■ Data items ■
----

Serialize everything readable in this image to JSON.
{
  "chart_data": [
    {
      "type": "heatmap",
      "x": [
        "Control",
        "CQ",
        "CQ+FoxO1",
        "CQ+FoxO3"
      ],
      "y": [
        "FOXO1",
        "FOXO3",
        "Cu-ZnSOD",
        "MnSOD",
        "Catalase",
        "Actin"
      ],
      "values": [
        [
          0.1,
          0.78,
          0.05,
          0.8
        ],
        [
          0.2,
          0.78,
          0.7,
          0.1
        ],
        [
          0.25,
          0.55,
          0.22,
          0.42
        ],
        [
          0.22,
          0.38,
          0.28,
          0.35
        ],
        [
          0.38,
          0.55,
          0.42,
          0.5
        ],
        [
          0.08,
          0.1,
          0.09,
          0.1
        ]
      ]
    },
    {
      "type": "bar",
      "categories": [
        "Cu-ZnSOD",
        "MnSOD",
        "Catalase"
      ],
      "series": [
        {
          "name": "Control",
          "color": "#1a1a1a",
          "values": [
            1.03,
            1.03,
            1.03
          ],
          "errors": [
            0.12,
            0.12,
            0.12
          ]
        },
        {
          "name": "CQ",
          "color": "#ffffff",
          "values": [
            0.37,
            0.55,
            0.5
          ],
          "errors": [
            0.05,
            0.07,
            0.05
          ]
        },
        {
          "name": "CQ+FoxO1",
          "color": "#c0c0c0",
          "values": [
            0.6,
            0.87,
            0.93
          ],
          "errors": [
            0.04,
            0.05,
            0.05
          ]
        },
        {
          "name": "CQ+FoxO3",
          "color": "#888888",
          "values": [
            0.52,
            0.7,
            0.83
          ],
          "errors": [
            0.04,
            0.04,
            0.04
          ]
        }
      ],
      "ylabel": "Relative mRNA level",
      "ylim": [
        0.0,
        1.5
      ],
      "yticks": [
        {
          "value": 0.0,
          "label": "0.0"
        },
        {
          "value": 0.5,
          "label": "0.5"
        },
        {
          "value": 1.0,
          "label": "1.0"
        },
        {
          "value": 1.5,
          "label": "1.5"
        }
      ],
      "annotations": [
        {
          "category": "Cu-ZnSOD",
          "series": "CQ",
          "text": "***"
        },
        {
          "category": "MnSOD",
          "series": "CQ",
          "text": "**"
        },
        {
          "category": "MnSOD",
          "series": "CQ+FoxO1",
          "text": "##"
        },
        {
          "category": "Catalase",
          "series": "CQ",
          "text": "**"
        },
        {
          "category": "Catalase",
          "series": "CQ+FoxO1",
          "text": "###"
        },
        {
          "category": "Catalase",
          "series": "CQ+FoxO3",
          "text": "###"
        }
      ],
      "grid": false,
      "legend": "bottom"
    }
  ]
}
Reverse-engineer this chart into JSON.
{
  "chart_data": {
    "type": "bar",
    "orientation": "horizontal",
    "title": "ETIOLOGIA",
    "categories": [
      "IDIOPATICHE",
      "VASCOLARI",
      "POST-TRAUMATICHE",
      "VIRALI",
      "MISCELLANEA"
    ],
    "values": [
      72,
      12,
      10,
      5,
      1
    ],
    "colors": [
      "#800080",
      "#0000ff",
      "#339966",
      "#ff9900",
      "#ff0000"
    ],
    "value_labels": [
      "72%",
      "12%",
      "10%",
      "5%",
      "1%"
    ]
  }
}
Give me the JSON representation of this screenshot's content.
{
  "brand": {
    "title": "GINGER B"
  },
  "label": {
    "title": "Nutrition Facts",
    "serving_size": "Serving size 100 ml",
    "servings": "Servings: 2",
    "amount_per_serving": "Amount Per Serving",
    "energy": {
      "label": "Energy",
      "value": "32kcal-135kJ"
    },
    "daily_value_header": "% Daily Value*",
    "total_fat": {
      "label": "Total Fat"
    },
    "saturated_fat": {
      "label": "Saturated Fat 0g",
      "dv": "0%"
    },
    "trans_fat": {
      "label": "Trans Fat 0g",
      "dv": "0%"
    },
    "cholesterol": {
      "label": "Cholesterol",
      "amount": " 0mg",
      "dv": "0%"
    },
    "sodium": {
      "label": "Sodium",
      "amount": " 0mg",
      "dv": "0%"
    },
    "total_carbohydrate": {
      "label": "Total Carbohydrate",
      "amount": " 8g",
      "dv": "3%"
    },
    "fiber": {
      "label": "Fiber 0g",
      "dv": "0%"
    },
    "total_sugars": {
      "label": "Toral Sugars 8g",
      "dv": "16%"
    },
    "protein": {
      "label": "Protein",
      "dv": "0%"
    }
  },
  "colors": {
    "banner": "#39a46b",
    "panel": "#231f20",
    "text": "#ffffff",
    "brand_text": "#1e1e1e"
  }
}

----

■ The task ■
Determine how many lines of the entries hold "title", and reply with that number only.

■ Written answer ■
3